(Entries with figure data)
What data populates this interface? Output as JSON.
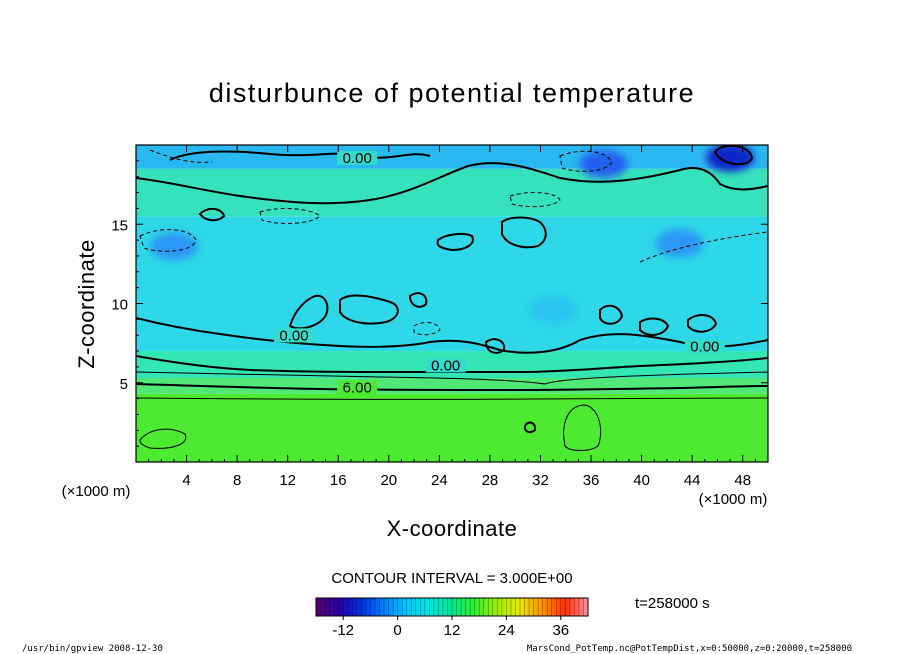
{
  "chart_data": {
    "type": "heatmap",
    "title": "disturbunce of potential temperature",
    "xlabel": "X-coordinate",
    "ylabel": "Z-coordinate",
    "x_unit": "(×1000 m)",
    "z_unit": "(×1000 m)",
    "xlim": [
      0,
      50
    ],
    "ylim": [
      0,
      20
    ],
    "x_ticks": [
      4,
      8,
      12,
      16,
      20,
      24,
      28,
      32,
      36,
      40,
      44,
      48
    ],
    "y_ticks": [
      5,
      10,
      15
    ],
    "contour_interval_text": "CONTOUR INTERVAL = 3.000E+00",
    "time_label": "t=258000 s",
    "colorbar": {
      "min": -18,
      "max": 42,
      "ticks": [
        -12,
        0,
        12,
        24,
        36
      ],
      "colors": [
        "#5a0070",
        "#2a00a8",
        "#0030e0",
        "#0080ff",
        "#00c8ff",
        "#00e8e0",
        "#00e890",
        "#30f030",
        "#a0f000",
        "#e8e800",
        "#ff9000",
        "#ff3000",
        "#ff90a0"
      ]
    },
    "contour_labels": [
      {
        "text": "0.00",
        "x": 17.5,
        "z": 19.0
      },
      {
        "text": "0.00",
        "x": 12.5,
        "z": 7.8
      },
      {
        "text": "0.00",
        "x": 24.5,
        "z": 5.9
      },
      {
        "text": "0.00",
        "x": 45.0,
        "z": 7.1
      },
      {
        "text": "6.00",
        "x": 17.5,
        "z": 4.5
      }
    ],
    "bands": [
      {
        "z_bottom": 0,
        "z_top": 4.3,
        "value": 9,
        "color": "#4cea30"
      },
      {
        "z_bottom": 4.3,
        "z_top": 5.3,
        "value": 6,
        "color": "#50e878"
      },
      {
        "z_bottom": 5.3,
        "z_top": 7.0,
        "value": 3,
        "color": "#34e6b4"
      },
      {
        "z_bottom": 7.0,
        "z_top": 15.5,
        "value": 0,
        "color": "#2ed8e8"
      },
      {
        "z_bottom": 15.5,
        "z_top": 18.5,
        "value": 2,
        "color": "#36e2bc"
      },
      {
        "z_bottom": 18.5,
        "z_top": 20,
        "value": -2,
        "color": "#2ab8f0"
      }
    ],
    "minima": [
      {
        "x": 47.0,
        "z": 19.2,
        "value": -12
      },
      {
        "x": 37.0,
        "z": 18.8,
        "value": -9
      },
      {
        "x": 3.0,
        "z": 13.6,
        "value": -6
      },
      {
        "x": 43.0,
        "z": 13.8,
        "value": -6
      },
      {
        "x": 33.0,
        "z": 9.6,
        "value": -3
      }
    ]
  },
  "footer": {
    "left": "/usr/bin/gpview  2008-12-30",
    "right": "MarsCond_PotTemp.nc@PotTempDist,x=0:50000,z=0:20000,t=258000"
  },
  "icons": {
    "time": "none"
  }
}
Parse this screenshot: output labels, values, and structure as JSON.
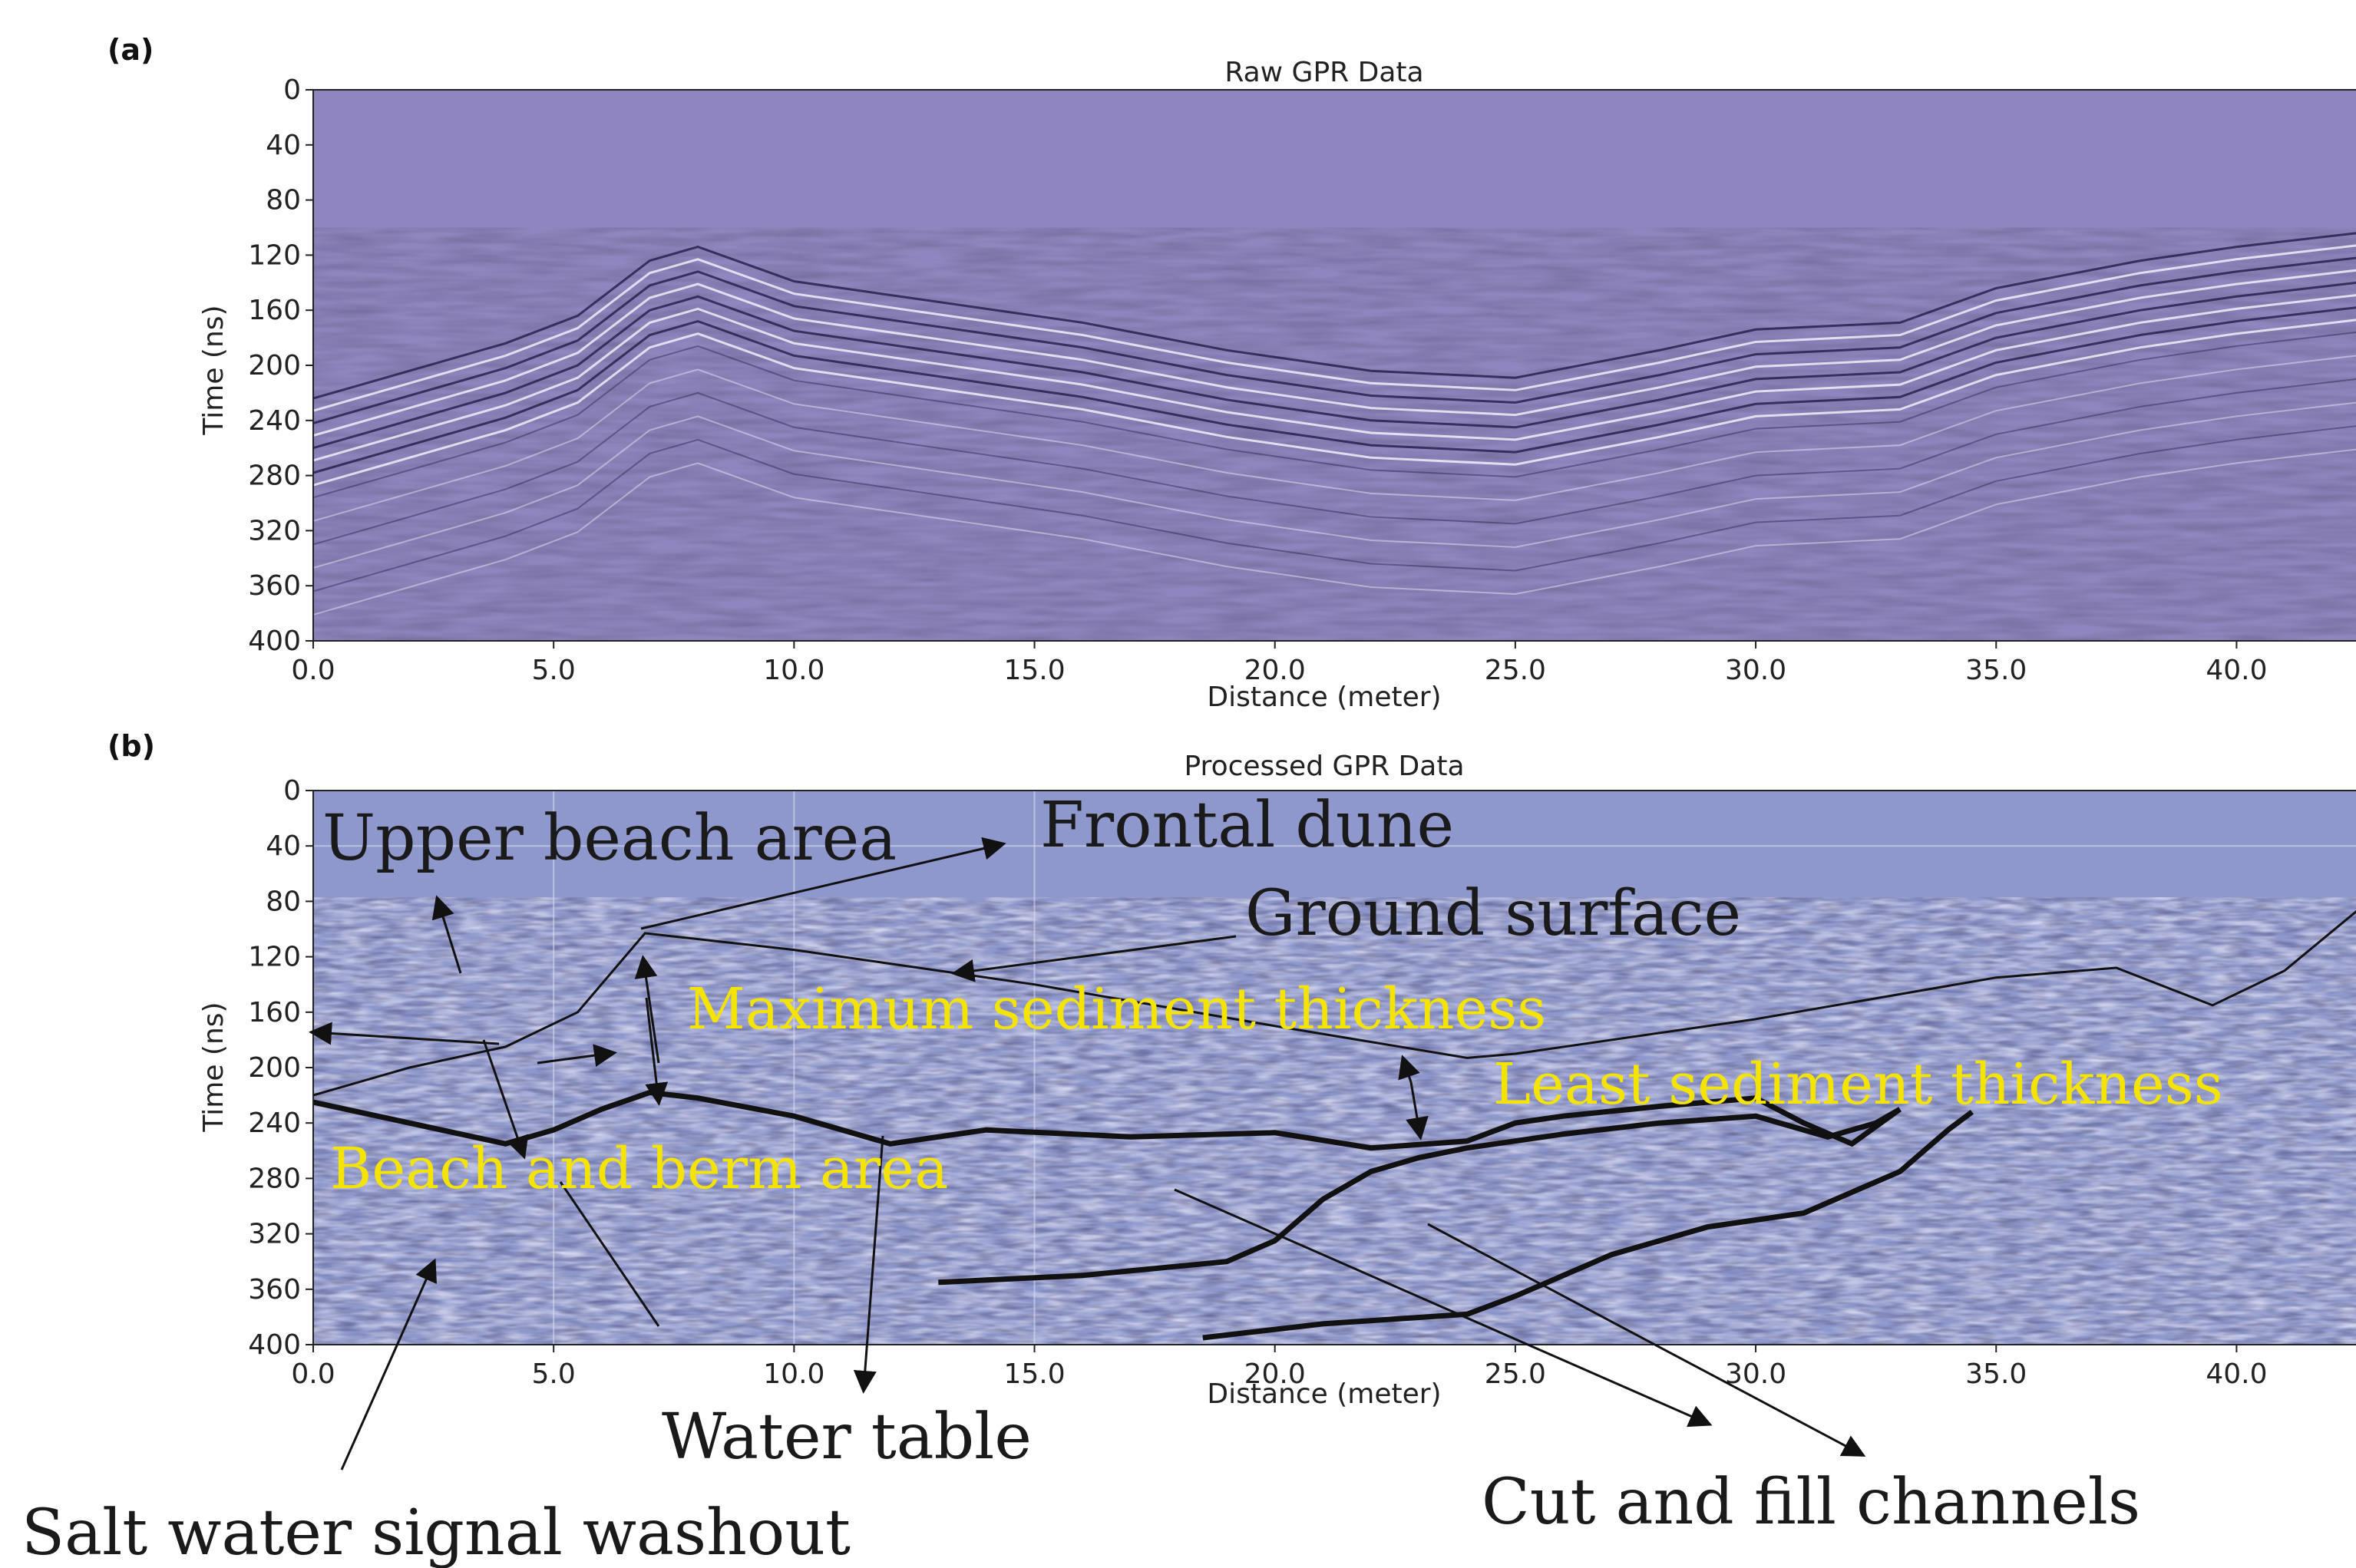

--- Exercise requirements ---
Copy out the listing exactly as it stands, but not the pictures.

--- Finished answer ---
What data populates this interface? Output as JSON.
{
  "chart_data": {
    "type": "heatmap",
    "title": "disturbunce of potential temperature",
    "xlabel": "X-coordinate",
    "ylabel": "Z-coordinate",
    "x_unit": "(×1000 m)",
    "z_unit": "(×1000 m)",
    "xlim": [
      0,
      50
    ],
    "ylim": [
      0,
      20
    ],
    "x_ticks": [
      4,
      8,
      12,
      16,
      20,
      24,
      28,
      32,
      36,
      40,
      44,
      48
    ],
    "y_ticks": [
      5,
      10,
      15
    ],
    "contour_interval_text": "CONTOUR INTERVAL = 3.000E+00",
    "time_label": "t=258000 s",
    "colorbar": {
      "min": -18,
      "max": 42,
      "ticks": [
        -12,
        0,
        12,
        24,
        36
      ],
      "colors": [
        "#5a0070",
        "#2a00a8",
        "#0030e0",
        "#0080ff",
        "#00c8ff",
        "#00e8e0",
        "#00e890",
        "#30f030",
        "#a0f000",
        "#e8e800",
        "#ff9000",
        "#ff3000",
        "#ff90a0"
      ]
    },
    "contour_labels": [
      {
        "text": "0.00",
        "x": 17.5,
        "z": 19.0
      },
      {
        "text": "0.00",
        "x": 12.5,
        "z": 7.8
      },
      {
        "text": "0.00",
        "x": 24.5,
        "z": 5.9
      },
      {
        "text": "0.00",
        "x": 45.0,
        "z": 7.1
      },
      {
        "text": "6.00",
        "x": 17.5,
        "z": 4.5
      }
    ],
    "bands": [
      {
        "z_bottom": 0,
        "z_top": 4.3,
        "value": 9,
        "color": "#4cea30"
      },
      {
        "z_bottom": 4.3,
        "z_top": 5.3,
        "value": 6,
        "color": "#50e878"
      },
      {
        "z_bottom": 5.3,
        "z_top": 7.0,
        "value": 3,
        "color": "#34e6b4"
      },
      {
        "z_bottom": 7.0,
        "z_top": 15.5,
        "value": 0,
        "color": "#2ed8e8"
      },
      {
        "z_bottom": 15.5,
        "z_top": 18.5,
        "value": 2,
        "color": "#36e2bc"
      },
      {
        "z_bottom": 18.5,
        "z_top": 20,
        "value": -2,
        "color": "#2ab8f0"
      }
    ],
    "minima": [
      {
        "x": 47.0,
        "z": 19.2,
        "value": -12
      },
      {
        "x": 37.0,
        "z": 18.8,
        "value": -9
      },
      {
        "x": 3.0,
        "z": 13.6,
        "value": -6
      },
      {
        "x": 43.0,
        "z": 13.8,
        "value": -6
      },
      {
        "x": 33.0,
        "z": 9.6,
        "value": -3
      }
    ]
  },
  "footer": {
    "left": "/usr/bin/gpview  2008-12-30",
    "right": "MarsCond_PotTemp.nc@PotTempDist,x=0:50000,z=0:20000,t=258000"
  },
  "icons": {
    "time": "none"
  }
}
Parse this screenshot: output labels, values, and structure as JSON.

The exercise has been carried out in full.